** BEGIN LISTED ENTRIES **

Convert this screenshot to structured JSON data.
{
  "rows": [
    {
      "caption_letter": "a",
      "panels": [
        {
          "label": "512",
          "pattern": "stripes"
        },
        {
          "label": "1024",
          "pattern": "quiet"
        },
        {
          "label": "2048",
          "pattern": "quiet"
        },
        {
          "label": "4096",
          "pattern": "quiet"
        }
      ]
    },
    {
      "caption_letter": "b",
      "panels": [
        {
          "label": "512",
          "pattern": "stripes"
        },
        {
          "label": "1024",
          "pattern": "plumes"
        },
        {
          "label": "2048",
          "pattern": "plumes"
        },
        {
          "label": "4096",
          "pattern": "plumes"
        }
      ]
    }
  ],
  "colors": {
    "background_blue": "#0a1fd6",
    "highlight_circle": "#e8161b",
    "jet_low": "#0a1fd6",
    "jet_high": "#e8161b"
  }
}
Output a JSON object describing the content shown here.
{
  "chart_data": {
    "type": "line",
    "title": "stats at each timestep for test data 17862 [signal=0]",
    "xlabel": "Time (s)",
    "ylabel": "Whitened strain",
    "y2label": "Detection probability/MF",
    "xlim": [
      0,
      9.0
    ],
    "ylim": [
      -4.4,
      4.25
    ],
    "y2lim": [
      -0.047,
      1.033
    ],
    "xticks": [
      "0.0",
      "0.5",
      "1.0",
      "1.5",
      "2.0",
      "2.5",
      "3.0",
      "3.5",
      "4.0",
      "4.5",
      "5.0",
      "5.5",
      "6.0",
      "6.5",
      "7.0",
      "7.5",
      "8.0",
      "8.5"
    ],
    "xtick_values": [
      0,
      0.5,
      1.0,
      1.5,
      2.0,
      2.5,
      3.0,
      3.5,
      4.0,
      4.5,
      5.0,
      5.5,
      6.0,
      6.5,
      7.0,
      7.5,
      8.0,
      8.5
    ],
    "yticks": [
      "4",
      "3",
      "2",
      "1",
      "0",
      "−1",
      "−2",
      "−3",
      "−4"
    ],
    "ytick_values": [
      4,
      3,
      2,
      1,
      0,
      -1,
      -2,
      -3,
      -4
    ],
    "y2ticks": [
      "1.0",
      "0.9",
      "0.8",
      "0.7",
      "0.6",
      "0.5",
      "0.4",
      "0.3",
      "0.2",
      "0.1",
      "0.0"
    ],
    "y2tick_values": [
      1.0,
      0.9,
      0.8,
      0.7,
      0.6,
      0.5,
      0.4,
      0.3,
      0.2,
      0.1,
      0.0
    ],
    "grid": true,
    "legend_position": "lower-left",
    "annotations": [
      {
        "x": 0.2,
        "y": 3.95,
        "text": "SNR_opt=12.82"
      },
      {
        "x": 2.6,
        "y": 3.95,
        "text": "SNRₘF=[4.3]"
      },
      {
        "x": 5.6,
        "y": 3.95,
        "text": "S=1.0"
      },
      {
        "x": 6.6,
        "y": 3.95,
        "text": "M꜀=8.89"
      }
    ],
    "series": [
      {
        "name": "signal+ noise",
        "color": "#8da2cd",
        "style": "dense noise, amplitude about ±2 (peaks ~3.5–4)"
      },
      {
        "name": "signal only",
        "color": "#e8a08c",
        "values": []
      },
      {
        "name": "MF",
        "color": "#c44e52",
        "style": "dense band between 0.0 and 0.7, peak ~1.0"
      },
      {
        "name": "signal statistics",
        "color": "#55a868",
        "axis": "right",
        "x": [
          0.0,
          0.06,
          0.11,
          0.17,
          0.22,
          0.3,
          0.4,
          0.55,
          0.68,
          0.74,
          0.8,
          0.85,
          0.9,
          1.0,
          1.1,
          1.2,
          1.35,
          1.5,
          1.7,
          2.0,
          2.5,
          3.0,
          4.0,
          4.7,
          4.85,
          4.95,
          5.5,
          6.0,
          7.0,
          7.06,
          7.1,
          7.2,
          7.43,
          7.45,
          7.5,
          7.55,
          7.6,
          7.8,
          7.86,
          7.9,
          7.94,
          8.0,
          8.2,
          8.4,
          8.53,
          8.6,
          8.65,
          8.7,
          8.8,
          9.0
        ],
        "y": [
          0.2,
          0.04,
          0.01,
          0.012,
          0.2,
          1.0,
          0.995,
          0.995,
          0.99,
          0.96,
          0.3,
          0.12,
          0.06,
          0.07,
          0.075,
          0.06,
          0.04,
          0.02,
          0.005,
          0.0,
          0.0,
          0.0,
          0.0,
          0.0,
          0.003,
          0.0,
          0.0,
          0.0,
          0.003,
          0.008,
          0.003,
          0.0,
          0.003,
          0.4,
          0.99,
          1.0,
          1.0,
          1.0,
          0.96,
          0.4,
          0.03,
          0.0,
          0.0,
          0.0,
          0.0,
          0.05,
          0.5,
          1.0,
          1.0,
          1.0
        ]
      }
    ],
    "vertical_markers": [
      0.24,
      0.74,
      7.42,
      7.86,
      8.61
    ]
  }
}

** END LISTED ENTRIES **

Copy out every line of the data that includes "noise".

        "name": "signal+ noise",
        "style": "dense noise, amplitude about ±2 (peaks ~3.5–4)"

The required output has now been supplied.